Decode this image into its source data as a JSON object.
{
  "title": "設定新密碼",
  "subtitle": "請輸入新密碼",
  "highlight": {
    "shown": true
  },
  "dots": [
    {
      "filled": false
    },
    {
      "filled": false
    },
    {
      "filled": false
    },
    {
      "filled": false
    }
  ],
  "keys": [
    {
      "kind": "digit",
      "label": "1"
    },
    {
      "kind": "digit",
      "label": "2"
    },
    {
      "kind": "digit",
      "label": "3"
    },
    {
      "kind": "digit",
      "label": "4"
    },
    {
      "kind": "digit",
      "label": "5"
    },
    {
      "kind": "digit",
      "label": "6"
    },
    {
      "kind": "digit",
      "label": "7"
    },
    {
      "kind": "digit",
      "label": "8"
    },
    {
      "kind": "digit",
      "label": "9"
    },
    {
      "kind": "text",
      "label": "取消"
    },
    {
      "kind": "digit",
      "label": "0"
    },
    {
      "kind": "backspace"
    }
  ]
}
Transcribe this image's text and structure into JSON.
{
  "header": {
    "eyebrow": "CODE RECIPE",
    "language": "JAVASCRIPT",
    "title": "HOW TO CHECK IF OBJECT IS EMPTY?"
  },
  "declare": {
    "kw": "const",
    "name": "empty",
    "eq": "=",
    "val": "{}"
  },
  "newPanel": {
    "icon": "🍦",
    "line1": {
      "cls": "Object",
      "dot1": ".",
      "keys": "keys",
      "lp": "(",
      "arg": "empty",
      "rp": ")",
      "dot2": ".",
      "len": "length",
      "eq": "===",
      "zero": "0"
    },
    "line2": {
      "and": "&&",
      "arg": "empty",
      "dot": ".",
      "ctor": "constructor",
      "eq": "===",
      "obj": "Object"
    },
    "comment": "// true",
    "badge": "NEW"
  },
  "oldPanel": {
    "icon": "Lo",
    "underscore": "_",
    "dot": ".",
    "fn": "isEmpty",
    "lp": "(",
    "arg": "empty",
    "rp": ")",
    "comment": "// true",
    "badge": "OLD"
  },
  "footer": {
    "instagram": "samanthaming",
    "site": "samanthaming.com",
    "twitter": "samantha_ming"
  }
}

________________________

DIRECTIVE:
Quote the material exactly, leaving nothing out.

FULL ANSWER:
Decode this image into its source data as a JSON object.
{
  "title": "設定新密碼",
  "subtitle": "請輸入新密碼",
  "highlight": {
    "shown": true
  },
  "dots": [
    {
      "filled": false
    },
    {
      "filled": false
    },
    {
      "filled": false
    },
    {
      "filled": false
    }
  ],
  "keys": [
    {
      "kind": "digit",
      "label": "1"
    },
    {
      "kind": "digit",
      "label": "2"
    },
    {
      "kind": "digit",
      "label": "3"
    },
    {
      "kind": "digit",
      "label": "4"
    },
    {
      "kind": "digit",
      "label": "5"
    },
    {
      "kind": "digit",
      "label": "6"
    },
    {
      "kind": "digit",
      "label": "7"
    },
    {
      "kind": "digit",
      "label": "8"
    },
    {
      "kind": "digit",
      "label": "9"
    },
    {
      "kind": "text",
      "label": "取消"
    },
    {
      "kind": "digit",
      "label": "0"
    },
    {
      "kind": "backspace"
    }
  ]
}
Transcribe this image's text and structure into JSON.
{
  "header": {
    "eyebrow": "CODE RECIPE",
    "language": "JAVASCRIPT",
    "title": "HOW TO CHECK IF OBJECT IS EMPTY?"
  },
  "declare": {
    "kw": "const",
    "name": "empty",
    "eq": "=",
    "val": "{}"
  },
  "newPanel": {
    "icon": "🍦",
    "line1": {
      "cls": "Object",
      "dot1": ".",
      "keys": "keys",
      "lp": "(",
      "arg": "empty",
      "rp": ")",
      "dot2": ".",
      "len": "length",
      "eq": "===",
      "zero": "0"
    },
    "line2": {
      "and": "&&",
      "arg": "empty",
      "dot": ".",
      "ctor": "constructor",
      "eq": "===",
      "obj": "Object"
    },
    "comment": "// true",
    "badge": "NEW"
  },
  "oldPanel": {
    "icon": "Lo",
    "underscore": "_",
    "dot": ".",
    "fn": "isEmpty",
    "lp": "(",
    "arg": "empty",
    "rp": ")",
    "comment": "// true",
    "badge": "OLD"
  },
  "footer": {
    "instagram": "samanthaming",
    "site": "samanthaming.com",
    "twitter": "samantha_ming"
  }
}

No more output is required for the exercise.